WORK ITEM: Count the lines of the data that have the word "Bafilomycin", then report the number without anything else.

SOURCE INFORMATION:
┄┄┄┄┄┄┄┄┄┄

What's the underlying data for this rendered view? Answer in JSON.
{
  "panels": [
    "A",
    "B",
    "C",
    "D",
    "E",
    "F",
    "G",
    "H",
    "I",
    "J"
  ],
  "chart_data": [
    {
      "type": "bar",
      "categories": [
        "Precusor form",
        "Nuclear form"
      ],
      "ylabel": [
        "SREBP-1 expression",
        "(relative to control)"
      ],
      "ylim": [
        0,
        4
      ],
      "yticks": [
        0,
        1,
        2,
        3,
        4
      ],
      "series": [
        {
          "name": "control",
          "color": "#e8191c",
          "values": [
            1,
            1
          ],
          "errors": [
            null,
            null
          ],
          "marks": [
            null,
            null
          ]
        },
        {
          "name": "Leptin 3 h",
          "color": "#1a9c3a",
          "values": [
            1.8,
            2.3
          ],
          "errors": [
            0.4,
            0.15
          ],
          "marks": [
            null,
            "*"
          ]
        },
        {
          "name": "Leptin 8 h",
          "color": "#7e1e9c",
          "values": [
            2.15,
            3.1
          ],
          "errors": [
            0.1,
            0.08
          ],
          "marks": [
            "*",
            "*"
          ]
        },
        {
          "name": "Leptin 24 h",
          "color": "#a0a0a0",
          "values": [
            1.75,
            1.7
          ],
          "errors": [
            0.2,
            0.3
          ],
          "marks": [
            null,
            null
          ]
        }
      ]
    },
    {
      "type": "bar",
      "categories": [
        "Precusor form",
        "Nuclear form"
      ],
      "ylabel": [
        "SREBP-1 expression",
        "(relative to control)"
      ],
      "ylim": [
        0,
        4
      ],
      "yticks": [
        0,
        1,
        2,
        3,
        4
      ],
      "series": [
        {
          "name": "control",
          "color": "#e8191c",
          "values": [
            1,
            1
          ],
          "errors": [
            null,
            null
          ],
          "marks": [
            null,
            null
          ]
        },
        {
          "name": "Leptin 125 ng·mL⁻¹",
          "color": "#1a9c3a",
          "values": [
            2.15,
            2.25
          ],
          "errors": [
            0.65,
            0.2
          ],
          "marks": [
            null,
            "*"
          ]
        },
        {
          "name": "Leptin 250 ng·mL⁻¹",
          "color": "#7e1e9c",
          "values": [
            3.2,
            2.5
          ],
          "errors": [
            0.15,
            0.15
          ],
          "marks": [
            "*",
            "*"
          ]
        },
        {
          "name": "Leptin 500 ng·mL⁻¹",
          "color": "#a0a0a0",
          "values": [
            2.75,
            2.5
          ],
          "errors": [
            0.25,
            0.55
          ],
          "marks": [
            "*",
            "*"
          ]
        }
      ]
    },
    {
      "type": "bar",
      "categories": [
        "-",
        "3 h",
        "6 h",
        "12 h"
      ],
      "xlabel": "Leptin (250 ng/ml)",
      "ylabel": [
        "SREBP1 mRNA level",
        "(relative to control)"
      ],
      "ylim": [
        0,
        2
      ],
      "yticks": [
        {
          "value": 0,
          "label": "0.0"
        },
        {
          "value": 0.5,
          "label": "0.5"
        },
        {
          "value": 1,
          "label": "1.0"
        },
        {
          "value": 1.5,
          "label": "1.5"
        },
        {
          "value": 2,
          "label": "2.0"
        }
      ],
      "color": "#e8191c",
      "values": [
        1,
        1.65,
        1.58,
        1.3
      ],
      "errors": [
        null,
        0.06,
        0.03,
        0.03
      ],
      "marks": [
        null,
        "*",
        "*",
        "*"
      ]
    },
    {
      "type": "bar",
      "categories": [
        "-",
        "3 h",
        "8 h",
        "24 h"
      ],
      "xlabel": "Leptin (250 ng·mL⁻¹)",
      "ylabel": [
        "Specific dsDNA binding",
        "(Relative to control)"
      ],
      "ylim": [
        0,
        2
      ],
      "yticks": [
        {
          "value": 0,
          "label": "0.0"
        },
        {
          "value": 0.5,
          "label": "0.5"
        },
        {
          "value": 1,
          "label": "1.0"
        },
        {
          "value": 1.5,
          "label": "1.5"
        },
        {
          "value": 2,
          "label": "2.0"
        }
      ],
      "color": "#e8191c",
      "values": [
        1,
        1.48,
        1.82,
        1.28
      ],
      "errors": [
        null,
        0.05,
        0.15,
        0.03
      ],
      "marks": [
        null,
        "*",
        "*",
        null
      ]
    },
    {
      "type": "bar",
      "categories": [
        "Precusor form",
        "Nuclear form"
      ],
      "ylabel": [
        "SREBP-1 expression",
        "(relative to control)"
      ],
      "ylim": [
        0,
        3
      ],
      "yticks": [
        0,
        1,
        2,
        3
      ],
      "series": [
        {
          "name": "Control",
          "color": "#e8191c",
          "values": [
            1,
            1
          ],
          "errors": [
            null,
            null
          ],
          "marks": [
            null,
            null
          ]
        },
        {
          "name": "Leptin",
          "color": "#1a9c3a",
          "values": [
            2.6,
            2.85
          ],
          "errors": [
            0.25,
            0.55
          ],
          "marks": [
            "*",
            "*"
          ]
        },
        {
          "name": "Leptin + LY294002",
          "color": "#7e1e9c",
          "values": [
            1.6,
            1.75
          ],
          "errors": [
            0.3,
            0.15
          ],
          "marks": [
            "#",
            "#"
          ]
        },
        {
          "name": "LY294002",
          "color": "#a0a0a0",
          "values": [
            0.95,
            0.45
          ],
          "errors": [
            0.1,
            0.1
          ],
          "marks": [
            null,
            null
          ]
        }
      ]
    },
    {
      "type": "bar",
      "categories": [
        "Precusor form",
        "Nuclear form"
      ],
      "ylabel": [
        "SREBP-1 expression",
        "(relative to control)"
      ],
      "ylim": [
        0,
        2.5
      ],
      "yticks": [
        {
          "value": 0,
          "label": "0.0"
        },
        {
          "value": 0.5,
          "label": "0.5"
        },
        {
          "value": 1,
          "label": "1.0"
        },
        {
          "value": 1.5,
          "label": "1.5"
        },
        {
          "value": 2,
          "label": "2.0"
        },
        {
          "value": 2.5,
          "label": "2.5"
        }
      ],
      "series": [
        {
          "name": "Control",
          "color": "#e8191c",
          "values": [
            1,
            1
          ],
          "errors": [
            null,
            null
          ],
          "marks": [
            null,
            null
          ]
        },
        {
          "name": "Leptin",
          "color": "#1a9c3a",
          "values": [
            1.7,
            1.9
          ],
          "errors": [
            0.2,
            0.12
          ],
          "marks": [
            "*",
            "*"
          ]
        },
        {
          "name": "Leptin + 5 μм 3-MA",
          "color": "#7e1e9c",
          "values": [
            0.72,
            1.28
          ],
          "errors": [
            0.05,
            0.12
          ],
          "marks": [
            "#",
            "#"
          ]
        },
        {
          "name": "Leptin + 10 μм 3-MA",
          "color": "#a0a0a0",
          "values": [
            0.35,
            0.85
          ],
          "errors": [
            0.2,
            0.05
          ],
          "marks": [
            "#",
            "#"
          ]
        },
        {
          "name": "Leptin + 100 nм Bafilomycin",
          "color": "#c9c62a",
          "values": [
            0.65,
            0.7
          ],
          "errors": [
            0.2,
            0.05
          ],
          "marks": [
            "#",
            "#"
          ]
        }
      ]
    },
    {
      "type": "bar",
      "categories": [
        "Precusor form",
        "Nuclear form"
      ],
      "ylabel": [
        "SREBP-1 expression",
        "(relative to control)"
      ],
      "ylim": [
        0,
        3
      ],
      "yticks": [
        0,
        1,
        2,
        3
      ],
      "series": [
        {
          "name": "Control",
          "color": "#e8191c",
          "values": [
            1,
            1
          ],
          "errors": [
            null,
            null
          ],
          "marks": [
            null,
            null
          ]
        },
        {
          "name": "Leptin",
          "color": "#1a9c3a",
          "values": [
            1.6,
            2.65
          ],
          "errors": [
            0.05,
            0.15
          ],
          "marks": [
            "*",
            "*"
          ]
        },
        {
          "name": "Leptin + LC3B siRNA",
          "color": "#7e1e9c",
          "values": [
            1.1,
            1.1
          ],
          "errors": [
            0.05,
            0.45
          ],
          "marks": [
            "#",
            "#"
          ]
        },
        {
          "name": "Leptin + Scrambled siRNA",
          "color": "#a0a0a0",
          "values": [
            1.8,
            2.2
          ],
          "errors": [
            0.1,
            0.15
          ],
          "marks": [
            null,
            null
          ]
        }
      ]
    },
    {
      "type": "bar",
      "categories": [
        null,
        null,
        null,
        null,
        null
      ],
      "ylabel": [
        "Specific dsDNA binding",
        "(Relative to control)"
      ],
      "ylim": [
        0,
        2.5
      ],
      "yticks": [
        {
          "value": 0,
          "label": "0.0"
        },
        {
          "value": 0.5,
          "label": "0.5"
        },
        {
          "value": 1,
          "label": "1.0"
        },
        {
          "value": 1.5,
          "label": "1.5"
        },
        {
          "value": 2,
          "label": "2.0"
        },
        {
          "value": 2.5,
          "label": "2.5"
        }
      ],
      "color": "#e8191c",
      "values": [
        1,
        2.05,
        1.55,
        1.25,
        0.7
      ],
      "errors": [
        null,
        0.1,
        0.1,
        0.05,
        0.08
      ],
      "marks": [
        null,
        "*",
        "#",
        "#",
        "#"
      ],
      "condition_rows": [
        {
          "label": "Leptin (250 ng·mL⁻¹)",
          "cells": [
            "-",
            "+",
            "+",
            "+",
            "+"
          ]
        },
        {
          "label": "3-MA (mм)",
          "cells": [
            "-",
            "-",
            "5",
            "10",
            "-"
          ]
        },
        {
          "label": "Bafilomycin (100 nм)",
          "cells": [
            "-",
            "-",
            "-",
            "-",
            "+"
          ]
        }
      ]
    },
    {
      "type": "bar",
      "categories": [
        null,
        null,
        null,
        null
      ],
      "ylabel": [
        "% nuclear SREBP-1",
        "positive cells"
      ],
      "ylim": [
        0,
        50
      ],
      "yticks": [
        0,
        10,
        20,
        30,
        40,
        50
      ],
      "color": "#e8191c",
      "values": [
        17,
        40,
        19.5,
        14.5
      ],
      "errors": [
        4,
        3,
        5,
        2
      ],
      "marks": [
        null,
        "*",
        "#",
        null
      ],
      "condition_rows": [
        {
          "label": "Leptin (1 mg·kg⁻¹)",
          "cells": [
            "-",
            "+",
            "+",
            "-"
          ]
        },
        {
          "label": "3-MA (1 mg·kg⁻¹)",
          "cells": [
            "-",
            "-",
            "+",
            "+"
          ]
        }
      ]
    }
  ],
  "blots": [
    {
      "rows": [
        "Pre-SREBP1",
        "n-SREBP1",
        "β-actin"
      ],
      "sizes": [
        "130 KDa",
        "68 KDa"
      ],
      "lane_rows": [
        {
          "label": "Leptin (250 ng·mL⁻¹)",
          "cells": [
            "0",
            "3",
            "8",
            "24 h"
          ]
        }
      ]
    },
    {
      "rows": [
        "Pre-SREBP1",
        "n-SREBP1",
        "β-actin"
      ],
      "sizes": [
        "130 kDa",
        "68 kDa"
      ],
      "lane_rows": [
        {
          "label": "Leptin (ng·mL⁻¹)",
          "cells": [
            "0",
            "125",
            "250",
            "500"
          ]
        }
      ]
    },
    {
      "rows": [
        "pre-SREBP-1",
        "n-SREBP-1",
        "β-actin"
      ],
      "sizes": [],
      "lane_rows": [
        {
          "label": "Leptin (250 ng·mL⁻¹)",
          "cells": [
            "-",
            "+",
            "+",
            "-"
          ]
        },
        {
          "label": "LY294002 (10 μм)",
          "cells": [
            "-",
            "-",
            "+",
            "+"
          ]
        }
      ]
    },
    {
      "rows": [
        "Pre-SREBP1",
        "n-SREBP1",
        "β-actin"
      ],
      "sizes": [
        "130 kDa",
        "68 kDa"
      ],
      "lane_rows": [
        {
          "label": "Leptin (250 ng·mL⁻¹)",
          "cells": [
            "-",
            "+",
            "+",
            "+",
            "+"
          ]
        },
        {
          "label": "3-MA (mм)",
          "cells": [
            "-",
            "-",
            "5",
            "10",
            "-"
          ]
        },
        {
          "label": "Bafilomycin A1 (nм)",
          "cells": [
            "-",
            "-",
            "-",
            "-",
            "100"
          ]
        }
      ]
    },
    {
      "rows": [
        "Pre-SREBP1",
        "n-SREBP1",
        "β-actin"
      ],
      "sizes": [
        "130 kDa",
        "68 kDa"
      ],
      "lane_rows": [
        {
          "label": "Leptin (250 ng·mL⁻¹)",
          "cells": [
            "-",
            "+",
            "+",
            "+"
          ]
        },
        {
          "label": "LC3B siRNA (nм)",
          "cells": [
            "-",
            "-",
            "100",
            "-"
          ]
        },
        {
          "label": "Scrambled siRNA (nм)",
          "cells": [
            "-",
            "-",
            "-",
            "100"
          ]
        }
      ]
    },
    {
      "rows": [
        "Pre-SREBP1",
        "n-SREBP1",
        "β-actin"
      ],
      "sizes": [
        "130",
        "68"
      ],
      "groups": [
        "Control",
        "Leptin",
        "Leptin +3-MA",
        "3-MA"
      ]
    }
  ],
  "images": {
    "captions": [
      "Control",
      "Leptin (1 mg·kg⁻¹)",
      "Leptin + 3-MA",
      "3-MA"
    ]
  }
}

┄┄┄┄┄┄┄┄┄┄

RESPONSE AREA: 3